EXERCISE OBJECTIVE: Count how many lines mention the word "辅助触控". Write that number alone.

[Dataset records]

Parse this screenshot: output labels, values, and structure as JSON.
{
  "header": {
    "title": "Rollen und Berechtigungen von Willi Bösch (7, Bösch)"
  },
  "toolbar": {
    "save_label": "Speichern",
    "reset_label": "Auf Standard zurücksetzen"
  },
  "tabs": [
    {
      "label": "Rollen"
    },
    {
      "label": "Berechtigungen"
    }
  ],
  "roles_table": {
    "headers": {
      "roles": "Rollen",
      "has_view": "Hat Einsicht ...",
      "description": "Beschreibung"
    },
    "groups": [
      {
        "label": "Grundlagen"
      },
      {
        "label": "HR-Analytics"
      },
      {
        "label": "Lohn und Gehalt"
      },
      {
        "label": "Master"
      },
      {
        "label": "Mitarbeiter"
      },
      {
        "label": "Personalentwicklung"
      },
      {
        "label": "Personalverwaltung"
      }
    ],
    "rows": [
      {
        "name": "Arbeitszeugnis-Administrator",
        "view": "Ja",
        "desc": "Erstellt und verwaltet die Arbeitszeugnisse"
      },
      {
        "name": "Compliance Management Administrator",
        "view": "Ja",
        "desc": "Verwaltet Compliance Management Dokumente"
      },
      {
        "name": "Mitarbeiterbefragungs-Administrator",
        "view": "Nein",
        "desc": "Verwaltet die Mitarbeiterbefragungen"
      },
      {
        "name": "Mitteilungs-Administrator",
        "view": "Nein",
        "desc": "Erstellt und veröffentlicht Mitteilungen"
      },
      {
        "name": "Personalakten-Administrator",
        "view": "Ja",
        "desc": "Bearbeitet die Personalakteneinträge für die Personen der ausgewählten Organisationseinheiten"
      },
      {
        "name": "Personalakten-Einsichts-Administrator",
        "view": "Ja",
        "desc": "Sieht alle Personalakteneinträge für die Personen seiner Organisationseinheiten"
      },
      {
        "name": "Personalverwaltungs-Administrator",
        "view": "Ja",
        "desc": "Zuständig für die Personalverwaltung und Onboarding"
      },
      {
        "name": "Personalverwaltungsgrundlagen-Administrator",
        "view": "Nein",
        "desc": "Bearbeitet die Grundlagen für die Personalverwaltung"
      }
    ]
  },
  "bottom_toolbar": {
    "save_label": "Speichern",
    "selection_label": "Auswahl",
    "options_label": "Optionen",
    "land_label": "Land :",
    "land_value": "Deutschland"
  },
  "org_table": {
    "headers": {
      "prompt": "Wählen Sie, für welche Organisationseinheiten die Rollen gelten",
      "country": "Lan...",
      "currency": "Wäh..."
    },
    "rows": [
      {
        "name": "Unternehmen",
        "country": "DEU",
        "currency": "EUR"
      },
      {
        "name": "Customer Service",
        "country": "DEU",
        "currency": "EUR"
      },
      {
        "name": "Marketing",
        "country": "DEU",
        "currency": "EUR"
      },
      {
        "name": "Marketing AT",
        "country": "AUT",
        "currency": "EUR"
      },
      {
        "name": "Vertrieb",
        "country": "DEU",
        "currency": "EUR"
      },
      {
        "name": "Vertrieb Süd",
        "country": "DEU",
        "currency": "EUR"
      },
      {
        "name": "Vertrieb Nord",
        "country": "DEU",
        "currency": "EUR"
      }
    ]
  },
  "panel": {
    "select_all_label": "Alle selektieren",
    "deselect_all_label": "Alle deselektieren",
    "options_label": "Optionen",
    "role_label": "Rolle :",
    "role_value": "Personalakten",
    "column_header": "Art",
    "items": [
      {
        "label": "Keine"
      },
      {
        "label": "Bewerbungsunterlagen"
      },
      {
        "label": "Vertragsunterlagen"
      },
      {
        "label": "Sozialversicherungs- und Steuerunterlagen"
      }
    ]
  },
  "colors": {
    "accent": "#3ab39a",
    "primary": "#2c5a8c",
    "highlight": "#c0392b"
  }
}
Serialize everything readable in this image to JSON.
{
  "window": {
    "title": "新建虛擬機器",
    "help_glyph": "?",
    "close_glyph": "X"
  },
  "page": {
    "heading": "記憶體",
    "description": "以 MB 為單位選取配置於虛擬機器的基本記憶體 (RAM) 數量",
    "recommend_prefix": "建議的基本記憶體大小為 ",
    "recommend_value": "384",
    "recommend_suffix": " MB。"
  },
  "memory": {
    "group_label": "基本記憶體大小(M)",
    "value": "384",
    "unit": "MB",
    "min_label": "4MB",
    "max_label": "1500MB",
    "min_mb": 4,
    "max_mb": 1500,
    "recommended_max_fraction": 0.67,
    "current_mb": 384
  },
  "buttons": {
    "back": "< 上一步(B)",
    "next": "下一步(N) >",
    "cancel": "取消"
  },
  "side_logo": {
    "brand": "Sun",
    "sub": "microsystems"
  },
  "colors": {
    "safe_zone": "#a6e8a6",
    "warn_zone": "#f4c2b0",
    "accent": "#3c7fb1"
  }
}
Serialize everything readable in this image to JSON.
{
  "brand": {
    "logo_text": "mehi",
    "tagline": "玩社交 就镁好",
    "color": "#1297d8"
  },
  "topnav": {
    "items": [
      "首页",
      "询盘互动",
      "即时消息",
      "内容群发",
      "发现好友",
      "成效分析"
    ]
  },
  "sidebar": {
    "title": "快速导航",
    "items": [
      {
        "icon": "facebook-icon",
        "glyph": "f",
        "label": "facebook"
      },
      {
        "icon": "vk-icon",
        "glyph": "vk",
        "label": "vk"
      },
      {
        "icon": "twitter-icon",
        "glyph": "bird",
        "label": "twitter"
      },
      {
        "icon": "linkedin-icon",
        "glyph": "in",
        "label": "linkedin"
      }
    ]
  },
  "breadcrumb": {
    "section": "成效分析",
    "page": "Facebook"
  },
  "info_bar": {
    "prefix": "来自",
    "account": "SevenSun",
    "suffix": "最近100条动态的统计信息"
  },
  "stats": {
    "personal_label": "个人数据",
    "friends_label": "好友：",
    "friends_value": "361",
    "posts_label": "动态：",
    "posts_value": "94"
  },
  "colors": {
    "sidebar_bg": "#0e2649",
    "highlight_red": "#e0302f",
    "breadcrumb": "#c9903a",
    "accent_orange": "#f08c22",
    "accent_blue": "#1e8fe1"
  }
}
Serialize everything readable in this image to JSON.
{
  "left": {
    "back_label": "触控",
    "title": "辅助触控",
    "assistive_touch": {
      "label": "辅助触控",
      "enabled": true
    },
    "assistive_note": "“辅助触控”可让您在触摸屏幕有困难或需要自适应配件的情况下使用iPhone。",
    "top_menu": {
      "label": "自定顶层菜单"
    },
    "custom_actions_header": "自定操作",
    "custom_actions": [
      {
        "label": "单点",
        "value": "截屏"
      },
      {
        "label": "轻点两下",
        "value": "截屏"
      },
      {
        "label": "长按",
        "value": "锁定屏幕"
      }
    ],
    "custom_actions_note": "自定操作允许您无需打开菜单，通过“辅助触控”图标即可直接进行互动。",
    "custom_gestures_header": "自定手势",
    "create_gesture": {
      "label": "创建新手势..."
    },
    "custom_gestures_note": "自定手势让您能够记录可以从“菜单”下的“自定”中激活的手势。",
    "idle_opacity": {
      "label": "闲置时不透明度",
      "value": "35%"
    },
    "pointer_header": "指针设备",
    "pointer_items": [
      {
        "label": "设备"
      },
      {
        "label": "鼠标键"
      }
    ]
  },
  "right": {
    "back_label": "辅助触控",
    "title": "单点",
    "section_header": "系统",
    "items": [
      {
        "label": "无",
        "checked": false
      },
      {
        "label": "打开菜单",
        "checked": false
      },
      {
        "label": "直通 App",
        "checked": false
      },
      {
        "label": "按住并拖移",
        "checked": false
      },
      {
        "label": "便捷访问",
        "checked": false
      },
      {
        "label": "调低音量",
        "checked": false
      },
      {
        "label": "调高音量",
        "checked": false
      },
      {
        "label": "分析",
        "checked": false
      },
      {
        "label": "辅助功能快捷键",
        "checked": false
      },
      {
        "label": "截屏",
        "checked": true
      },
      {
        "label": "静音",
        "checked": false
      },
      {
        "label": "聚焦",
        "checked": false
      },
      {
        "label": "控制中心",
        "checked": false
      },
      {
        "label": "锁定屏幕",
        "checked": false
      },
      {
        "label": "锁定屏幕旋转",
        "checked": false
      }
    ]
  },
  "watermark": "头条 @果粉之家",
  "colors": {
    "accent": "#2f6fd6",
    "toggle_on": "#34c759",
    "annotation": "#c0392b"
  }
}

RESPONSE TO THIS TASK: 5